# Data listing start

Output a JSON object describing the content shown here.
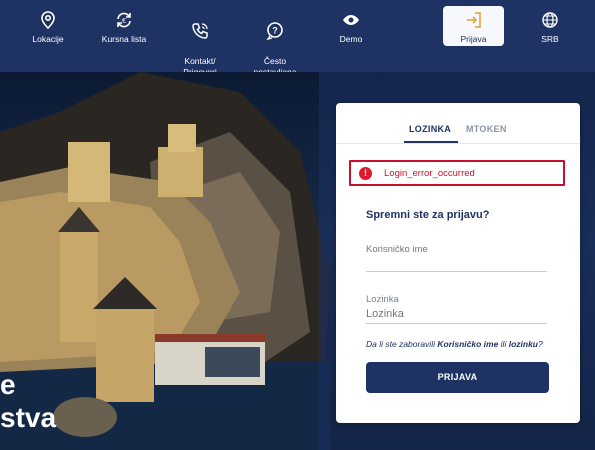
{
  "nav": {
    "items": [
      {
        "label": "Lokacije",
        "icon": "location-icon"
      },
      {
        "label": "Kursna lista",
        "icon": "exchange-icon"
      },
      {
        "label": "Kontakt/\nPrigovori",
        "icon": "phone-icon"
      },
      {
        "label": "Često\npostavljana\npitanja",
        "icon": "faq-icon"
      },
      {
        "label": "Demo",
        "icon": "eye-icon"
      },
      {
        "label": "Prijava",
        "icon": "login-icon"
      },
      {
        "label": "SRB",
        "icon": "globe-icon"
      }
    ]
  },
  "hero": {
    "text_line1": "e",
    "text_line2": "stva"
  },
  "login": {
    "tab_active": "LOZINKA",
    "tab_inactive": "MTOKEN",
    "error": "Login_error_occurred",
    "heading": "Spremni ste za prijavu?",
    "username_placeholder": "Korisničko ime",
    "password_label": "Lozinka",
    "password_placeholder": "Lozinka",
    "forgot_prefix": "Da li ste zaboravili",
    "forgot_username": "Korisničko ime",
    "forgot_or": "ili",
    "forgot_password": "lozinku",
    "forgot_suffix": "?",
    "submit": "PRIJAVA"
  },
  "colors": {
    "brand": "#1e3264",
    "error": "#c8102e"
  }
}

# Data listing end

▶ _What is needed_
Extract the full listing exactly, with the pictures left out.

▶ _Full answer_
Output a JSON object describing the content shown here.
{
  "nav": {
    "items": [
      {
        "label": "Lokacije",
        "icon": "location-icon"
      },
      {
        "label": "Kursna lista",
        "icon": "exchange-icon"
      },
      {
        "label": "Kontakt/\nPrigovori",
        "icon": "phone-icon"
      },
      {
        "label": "Često\npostavljana\npitanja",
        "icon": "faq-icon"
      },
      {
        "label": "Demo",
        "icon": "eye-icon"
      },
      {
        "label": "Prijava",
        "icon": "login-icon"
      },
      {
        "label": "SRB",
        "icon": "globe-icon"
      }
    ]
  },
  "hero": {
    "text_line1": "e",
    "text_line2": "stva"
  },
  "login": {
    "tab_active": "LOZINKA",
    "tab_inactive": "MTOKEN",
    "error": "Login_error_occurred",
    "heading": "Spremni ste za prijavu?",
    "username_placeholder": "Korisničko ime",
    "password_label": "Lozinka",
    "password_placeholder": "Lozinka",
    "forgot_prefix": "Da li ste zaboravili",
    "forgot_username": "Korisničko ime",
    "forgot_or": "ili",
    "forgot_password": "lozinku",
    "forgot_suffix": "?",
    "submit": "PRIJAVA"
  },
  "colors": {
    "brand": "#1e3264",
    "error": "#c8102e"
  }
}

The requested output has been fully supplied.